- _Objective_
Identify and copy all lines of the material where the string "Mapping" is found.
===
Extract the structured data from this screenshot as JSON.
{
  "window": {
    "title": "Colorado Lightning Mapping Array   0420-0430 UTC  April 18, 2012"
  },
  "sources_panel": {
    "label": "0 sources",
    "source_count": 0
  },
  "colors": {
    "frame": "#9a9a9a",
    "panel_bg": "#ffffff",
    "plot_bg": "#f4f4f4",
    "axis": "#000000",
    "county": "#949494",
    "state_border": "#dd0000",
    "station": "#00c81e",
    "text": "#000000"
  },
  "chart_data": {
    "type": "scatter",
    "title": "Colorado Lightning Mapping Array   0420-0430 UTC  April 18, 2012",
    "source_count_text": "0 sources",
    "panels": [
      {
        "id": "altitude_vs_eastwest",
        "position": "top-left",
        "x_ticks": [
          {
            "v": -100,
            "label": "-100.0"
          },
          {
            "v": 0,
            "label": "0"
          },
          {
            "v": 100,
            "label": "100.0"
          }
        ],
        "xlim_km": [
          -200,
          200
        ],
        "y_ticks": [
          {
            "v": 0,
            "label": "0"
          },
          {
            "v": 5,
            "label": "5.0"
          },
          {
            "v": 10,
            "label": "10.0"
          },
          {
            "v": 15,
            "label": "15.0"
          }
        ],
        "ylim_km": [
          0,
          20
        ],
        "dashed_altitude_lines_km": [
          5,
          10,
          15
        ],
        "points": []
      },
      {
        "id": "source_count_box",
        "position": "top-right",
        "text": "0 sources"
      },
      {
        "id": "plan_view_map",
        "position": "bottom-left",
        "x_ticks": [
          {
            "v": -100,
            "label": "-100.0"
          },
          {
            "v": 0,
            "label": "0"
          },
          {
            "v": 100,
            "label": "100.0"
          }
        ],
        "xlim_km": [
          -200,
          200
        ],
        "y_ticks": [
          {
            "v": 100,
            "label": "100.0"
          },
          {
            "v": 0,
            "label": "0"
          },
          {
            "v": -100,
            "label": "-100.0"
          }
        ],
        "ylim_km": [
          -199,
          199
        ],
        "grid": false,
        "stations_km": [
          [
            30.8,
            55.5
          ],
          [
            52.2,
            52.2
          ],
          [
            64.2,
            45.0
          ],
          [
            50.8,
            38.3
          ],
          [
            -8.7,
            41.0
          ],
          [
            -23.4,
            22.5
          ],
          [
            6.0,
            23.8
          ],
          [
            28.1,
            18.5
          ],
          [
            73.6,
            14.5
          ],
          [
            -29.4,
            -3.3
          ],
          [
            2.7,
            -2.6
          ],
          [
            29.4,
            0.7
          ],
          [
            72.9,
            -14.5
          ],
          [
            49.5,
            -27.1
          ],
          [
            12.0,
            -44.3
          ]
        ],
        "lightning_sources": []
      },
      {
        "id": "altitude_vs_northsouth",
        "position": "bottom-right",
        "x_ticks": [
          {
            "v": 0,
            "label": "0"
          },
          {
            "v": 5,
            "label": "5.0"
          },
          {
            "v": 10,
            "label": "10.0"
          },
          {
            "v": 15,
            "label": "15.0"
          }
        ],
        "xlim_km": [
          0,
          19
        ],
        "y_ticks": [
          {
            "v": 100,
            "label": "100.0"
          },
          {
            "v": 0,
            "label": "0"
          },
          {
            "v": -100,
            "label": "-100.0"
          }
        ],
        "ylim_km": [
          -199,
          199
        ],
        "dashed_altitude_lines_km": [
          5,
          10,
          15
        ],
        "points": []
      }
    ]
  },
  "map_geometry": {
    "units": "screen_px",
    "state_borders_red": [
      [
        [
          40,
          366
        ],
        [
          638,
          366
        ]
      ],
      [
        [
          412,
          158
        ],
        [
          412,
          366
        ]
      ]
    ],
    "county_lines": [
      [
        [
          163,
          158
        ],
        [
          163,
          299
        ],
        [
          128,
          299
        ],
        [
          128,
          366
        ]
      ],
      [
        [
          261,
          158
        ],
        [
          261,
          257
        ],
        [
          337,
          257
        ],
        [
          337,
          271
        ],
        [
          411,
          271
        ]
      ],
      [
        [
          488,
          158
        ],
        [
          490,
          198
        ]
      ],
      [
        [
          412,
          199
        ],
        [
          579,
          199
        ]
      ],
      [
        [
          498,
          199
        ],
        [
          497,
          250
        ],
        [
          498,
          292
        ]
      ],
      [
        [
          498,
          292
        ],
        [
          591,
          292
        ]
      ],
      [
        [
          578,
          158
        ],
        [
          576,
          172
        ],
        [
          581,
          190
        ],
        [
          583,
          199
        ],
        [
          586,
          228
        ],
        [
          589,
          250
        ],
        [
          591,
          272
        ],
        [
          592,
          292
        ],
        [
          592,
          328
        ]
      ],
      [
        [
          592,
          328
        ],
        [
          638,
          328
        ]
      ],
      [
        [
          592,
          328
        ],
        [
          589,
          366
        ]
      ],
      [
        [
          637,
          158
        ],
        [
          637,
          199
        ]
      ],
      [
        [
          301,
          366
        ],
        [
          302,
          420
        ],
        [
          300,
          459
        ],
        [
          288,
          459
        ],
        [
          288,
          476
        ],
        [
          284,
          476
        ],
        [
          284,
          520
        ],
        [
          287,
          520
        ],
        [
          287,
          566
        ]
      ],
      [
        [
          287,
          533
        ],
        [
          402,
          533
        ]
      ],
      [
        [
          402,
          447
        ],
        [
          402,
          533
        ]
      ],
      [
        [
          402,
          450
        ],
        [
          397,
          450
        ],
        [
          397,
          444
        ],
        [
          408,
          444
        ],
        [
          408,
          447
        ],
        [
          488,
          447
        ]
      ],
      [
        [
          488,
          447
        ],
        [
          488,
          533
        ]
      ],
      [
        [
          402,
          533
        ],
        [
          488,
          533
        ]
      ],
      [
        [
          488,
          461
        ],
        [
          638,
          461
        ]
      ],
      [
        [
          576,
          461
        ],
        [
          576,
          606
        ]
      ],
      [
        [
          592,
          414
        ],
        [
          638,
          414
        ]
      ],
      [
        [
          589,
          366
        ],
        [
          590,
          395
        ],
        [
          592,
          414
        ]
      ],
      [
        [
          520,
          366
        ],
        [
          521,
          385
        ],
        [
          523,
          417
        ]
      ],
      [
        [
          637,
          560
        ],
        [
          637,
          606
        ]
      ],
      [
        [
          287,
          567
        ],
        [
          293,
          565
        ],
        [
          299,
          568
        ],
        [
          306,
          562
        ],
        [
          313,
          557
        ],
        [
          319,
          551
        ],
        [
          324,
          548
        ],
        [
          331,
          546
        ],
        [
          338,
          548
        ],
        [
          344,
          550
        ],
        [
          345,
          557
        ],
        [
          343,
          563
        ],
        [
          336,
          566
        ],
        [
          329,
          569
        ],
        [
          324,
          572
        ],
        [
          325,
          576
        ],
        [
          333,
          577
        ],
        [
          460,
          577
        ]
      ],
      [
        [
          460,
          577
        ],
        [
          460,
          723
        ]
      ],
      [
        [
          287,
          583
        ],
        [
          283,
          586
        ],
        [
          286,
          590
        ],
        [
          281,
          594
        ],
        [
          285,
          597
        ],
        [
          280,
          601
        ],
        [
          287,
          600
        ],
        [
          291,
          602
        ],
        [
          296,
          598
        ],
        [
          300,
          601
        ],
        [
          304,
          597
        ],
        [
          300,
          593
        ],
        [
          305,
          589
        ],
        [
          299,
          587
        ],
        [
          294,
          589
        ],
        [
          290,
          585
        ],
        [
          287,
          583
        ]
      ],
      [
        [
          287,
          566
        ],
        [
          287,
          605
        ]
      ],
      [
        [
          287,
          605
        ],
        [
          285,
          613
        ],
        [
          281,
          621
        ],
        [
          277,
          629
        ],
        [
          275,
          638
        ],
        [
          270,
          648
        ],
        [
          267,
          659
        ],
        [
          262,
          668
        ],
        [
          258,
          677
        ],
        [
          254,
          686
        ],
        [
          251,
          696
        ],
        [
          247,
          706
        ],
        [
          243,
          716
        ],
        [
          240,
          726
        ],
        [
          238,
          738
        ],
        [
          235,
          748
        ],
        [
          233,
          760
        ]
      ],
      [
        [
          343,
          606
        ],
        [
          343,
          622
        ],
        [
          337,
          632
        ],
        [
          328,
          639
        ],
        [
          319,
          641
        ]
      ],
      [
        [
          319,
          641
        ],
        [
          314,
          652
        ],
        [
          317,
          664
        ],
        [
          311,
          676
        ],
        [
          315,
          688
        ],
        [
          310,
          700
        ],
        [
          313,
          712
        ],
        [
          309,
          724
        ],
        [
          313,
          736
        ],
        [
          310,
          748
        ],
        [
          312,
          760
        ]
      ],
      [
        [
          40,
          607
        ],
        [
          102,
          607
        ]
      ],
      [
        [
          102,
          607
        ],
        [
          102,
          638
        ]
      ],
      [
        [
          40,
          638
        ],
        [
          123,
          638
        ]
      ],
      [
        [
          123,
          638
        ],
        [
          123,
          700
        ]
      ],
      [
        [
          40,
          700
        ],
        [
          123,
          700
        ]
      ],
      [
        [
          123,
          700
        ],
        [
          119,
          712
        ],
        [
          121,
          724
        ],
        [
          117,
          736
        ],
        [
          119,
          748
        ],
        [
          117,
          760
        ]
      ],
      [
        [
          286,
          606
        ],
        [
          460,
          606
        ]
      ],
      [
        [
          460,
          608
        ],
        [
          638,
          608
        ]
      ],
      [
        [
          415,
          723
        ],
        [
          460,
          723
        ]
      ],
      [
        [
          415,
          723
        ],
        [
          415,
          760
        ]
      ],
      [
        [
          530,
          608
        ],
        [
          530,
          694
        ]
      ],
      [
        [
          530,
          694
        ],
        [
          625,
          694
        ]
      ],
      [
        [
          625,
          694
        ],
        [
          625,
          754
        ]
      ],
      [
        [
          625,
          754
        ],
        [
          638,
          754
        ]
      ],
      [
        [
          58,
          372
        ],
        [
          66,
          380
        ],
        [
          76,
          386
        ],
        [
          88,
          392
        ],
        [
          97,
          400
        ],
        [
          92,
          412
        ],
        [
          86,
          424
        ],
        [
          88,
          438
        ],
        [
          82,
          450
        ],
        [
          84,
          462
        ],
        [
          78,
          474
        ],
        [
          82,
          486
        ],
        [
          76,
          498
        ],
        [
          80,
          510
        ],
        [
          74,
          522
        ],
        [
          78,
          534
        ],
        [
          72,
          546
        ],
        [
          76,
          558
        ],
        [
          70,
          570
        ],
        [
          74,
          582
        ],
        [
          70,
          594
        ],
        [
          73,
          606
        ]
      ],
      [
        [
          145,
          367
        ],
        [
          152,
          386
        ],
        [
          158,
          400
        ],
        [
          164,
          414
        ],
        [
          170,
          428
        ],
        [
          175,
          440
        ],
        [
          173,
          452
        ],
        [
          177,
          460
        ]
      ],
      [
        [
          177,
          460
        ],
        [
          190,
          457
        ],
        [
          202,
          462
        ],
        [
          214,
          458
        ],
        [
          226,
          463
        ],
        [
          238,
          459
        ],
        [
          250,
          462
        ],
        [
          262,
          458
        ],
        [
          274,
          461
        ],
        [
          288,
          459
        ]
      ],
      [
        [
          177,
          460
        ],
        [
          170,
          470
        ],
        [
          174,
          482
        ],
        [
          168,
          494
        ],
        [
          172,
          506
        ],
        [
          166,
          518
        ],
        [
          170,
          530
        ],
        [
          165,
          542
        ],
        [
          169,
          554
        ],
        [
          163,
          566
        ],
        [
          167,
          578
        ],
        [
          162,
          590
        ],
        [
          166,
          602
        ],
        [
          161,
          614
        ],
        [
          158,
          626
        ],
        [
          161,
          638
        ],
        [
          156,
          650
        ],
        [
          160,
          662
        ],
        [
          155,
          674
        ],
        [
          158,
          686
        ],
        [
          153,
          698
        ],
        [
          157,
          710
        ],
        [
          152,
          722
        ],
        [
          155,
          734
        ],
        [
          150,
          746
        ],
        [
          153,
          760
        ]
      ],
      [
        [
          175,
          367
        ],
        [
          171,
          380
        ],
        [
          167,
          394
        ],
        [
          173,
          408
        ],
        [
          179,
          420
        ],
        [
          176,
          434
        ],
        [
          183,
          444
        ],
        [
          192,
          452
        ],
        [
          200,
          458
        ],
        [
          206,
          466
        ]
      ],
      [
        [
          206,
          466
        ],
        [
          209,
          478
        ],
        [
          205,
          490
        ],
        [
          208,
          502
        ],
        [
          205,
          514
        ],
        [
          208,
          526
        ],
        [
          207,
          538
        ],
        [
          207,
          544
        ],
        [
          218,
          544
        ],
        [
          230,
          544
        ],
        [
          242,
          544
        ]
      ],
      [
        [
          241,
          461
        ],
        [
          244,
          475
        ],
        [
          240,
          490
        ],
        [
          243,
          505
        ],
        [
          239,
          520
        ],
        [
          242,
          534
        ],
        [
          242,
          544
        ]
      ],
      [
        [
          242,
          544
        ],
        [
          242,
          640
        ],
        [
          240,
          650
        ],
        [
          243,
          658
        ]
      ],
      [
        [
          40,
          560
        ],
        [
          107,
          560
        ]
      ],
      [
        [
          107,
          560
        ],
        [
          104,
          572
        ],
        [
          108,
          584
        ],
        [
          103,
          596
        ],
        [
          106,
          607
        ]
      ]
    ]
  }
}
===
- _Correct answer_
    "title": "Colorado Lightning Mapping Array   0420-0430 UTC  April 18, 2012"
    "title": "Colorado Lightning Mapping Array   0420-0430 UTC  April 18, 2012",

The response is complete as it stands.